[Do this]
Repeat the material exactly, leaving nothing out.

(Dataset items)
* BEGIN *

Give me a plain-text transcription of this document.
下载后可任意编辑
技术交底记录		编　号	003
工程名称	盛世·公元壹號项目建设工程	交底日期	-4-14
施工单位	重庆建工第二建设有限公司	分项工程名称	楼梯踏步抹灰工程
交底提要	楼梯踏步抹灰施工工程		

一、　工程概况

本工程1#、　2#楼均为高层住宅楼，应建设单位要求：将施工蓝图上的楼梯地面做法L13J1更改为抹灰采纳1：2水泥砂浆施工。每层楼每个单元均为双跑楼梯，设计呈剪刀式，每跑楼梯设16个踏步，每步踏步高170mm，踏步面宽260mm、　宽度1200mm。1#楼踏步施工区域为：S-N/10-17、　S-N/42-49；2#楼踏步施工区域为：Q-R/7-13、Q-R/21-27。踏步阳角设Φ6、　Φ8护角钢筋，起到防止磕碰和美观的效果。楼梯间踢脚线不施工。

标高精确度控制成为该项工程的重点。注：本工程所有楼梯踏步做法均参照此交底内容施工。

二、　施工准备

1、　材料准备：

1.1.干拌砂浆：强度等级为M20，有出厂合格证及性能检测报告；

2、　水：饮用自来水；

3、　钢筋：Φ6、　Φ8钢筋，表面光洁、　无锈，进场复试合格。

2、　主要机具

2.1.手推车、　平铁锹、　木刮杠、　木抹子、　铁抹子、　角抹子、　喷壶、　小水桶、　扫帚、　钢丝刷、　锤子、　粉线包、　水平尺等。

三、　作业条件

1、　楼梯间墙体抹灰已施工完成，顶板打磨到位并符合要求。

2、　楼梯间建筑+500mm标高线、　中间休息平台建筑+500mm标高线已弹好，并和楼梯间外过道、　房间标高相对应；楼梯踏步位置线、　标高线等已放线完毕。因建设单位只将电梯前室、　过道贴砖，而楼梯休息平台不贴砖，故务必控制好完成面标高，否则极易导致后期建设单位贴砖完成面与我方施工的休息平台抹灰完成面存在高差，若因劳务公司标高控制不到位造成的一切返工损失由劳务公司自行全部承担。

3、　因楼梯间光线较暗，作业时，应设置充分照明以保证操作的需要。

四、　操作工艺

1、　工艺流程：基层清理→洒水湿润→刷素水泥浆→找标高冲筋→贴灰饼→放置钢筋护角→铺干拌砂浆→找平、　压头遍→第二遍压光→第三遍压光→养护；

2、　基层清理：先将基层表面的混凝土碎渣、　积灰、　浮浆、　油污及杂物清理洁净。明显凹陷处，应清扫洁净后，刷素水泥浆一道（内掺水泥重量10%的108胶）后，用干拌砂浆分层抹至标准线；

* END *

[Worked solution]
Give me a plain-text transcription of this document.
下载后可任意编辑
技术交底记录		编　号	003
工程名称	盛世·公元壹號项目建设工程	交底日期	-4-14
施工单位	重庆建工第二建设有限公司	分项工程名称	楼梯踏步抹灰工程
交底提要	楼梯踏步抹灰施工工程		

一、　工程概况

本工程1#、　2#楼均为高层住宅楼，应建设单位要求：将施工蓝图上的楼梯地面做法L13J1更改为抹灰采纳1：2水泥砂浆施工。每层楼每个单元均为双跑楼梯，设计呈剪刀式，每跑楼梯设16个踏步，每步踏步高170mm，踏步面宽260mm、　宽度1200mm。1#楼踏步施工区域为：S-N/10-17、　S-N/42-49；2#楼踏步施工区域为：Q-R/7-13、Q-R/21-27。踏步阳角设Φ6、　Φ8护角钢筋，起到防止磕碰和美观的效果。楼梯间踢脚线不施工。

标高精确度控制成为该项工程的重点。注：本工程所有楼梯踏步做法均参照此交底内容施工。

二、　施工准备

1、　材料准备：

1.1.干拌砂浆：强度等级为M20，有出厂合格证及性能检测报告；

2、　水：饮用自来水；

3、　钢筋：Φ6、　Φ8钢筋，表面光洁、　无锈，进场复试合格。

2、　主要机具

2.1.手推车、　平铁锹、　木刮杠、　木抹子、　铁抹子、　角抹子、　喷壶、　小水桶、　扫帚、　钢丝刷、　锤子、　粉线包、　水平尺等。

三、　作业条件

1、　楼梯间墙体抹灰已施工完成，顶板打磨到位并符合要求。

2、　楼梯间建筑+500mm标高线、　中间休息平台建筑+500mm标高线已弹好，并和楼梯间外过道、　房间标高相对应；楼梯踏步位置线、　标高线等已放线完毕。因建设单位只将电梯前室、　过道贴砖，而楼梯休息平台不贴砖，故务必控制好完成面标高，否则极易导致后期建设单位贴砖完成面与我方施工的休息平台抹灰完成面存在高差，若因劳务公司标高控制不到位造成的一切返工损失由劳务公司自行全部承担。

3、　因楼梯间光线较暗，作业时，应设置充分照明以保证操作的需要。

四、　操作工艺

1、　工艺流程：基层清理→洒水湿润→刷素水泥浆→找标高冲筋→贴灰饼→放置钢筋护角→铺干拌砂浆→找平、　压头遍→第二遍压光→第三遍压光→养护；

2、　基层清理：先将基层表面的混凝土碎渣、　积灰、　浮浆、　油污及杂物清理洁净。明显凹陷处，应清扫洁净后，刷素水泥浆一道（内掺水泥重量10%的108胶）后，用干拌砂浆分层抹至标准线；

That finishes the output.